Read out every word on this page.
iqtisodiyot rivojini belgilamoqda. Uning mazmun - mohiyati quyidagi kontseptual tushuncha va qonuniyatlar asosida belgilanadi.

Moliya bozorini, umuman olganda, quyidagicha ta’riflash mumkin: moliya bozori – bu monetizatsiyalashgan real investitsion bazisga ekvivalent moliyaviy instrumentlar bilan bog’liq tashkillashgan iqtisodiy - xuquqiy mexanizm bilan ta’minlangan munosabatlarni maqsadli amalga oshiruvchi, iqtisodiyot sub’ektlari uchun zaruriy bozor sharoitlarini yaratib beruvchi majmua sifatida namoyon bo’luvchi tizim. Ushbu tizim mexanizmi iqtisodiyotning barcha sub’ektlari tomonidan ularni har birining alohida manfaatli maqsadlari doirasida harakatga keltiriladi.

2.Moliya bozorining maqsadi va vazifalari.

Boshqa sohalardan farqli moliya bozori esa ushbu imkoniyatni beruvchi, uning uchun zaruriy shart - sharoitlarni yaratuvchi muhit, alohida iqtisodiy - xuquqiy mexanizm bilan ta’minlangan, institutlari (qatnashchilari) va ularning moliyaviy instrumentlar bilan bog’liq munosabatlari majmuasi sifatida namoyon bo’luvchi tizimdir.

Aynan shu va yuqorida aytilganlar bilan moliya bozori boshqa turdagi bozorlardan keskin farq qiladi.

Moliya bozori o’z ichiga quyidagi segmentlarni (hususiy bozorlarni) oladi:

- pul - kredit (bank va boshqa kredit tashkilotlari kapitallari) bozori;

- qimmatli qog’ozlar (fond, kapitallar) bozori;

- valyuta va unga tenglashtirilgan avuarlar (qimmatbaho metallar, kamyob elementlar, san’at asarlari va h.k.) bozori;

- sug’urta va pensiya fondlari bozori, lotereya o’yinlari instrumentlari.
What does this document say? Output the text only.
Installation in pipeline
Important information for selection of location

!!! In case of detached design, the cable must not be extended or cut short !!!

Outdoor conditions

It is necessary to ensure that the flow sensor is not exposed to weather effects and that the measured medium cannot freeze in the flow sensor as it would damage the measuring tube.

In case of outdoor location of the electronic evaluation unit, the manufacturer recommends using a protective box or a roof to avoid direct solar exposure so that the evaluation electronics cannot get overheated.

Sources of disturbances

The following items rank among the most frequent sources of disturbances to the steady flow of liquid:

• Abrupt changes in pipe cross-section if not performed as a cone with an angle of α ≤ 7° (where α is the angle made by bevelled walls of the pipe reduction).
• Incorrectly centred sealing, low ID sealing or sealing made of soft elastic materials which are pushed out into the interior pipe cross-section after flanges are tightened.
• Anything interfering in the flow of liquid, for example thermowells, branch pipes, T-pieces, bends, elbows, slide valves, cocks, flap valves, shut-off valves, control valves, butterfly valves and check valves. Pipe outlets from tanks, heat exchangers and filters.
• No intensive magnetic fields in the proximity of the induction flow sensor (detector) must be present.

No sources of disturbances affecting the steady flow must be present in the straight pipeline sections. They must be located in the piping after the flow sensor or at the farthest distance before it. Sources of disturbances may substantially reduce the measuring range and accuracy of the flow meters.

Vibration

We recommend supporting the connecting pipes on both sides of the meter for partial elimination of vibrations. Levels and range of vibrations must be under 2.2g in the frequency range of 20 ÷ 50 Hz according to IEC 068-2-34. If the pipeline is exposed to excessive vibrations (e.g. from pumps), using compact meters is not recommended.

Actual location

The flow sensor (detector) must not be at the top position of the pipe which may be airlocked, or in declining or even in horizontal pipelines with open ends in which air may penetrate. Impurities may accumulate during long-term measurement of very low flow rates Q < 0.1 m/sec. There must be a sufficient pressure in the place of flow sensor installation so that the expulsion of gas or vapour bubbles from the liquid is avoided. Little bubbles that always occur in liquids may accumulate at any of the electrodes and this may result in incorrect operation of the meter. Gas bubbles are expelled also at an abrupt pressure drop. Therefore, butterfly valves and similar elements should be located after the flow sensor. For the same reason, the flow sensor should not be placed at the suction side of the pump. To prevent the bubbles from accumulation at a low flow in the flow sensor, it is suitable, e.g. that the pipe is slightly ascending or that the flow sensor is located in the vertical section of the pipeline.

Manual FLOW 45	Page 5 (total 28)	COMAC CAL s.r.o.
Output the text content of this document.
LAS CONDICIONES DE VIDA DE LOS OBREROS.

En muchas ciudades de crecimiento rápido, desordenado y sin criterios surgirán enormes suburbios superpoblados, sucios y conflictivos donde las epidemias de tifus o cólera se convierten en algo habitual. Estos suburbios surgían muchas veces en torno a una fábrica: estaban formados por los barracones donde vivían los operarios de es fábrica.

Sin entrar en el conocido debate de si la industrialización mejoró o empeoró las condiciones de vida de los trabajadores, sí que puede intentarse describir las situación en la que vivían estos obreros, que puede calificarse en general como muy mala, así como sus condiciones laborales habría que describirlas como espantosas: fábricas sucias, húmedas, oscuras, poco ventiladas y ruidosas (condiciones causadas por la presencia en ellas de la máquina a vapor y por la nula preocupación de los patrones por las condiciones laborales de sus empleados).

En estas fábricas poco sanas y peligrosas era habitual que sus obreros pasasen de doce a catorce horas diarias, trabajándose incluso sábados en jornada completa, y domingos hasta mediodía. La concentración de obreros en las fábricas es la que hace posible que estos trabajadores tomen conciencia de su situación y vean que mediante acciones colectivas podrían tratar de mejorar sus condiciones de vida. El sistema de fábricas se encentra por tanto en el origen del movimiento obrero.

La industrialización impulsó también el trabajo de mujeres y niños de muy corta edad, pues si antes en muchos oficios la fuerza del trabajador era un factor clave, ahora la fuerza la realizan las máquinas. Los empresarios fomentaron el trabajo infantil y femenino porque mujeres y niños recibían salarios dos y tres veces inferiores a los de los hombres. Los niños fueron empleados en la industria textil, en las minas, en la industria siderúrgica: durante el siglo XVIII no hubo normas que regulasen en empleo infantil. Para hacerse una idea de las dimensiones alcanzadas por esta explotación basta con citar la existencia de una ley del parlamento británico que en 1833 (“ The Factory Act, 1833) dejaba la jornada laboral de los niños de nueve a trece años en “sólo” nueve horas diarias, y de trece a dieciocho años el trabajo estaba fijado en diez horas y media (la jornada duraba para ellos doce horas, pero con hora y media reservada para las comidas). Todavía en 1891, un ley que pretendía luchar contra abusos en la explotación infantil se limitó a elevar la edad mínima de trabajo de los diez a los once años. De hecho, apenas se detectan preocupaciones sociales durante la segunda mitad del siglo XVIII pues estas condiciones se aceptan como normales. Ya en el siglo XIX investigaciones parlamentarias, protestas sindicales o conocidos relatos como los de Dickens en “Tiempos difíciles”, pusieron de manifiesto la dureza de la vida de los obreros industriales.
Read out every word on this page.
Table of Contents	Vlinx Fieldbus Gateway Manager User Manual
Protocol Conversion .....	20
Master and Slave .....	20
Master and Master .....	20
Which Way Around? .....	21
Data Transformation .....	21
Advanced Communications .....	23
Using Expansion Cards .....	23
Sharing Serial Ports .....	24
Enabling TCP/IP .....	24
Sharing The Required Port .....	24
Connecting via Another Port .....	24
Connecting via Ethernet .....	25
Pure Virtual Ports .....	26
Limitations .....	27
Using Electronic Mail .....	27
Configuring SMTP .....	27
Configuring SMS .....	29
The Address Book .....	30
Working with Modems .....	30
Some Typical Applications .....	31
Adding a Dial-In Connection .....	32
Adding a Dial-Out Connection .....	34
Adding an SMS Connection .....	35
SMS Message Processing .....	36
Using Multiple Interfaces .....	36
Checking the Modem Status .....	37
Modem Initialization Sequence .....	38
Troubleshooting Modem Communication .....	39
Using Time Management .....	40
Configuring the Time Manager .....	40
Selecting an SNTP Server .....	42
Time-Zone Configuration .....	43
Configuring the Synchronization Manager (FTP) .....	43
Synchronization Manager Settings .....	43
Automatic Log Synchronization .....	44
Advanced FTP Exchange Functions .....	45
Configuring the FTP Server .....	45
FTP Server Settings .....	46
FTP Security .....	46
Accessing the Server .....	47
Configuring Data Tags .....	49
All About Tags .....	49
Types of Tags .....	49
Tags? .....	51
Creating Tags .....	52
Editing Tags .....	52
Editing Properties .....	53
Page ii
####
__Problem statement__
Select every line of the material above holding the word "Output" and copy it.

__Solved exercise__
What does this document say? Output the text only.
Output the text content of this document.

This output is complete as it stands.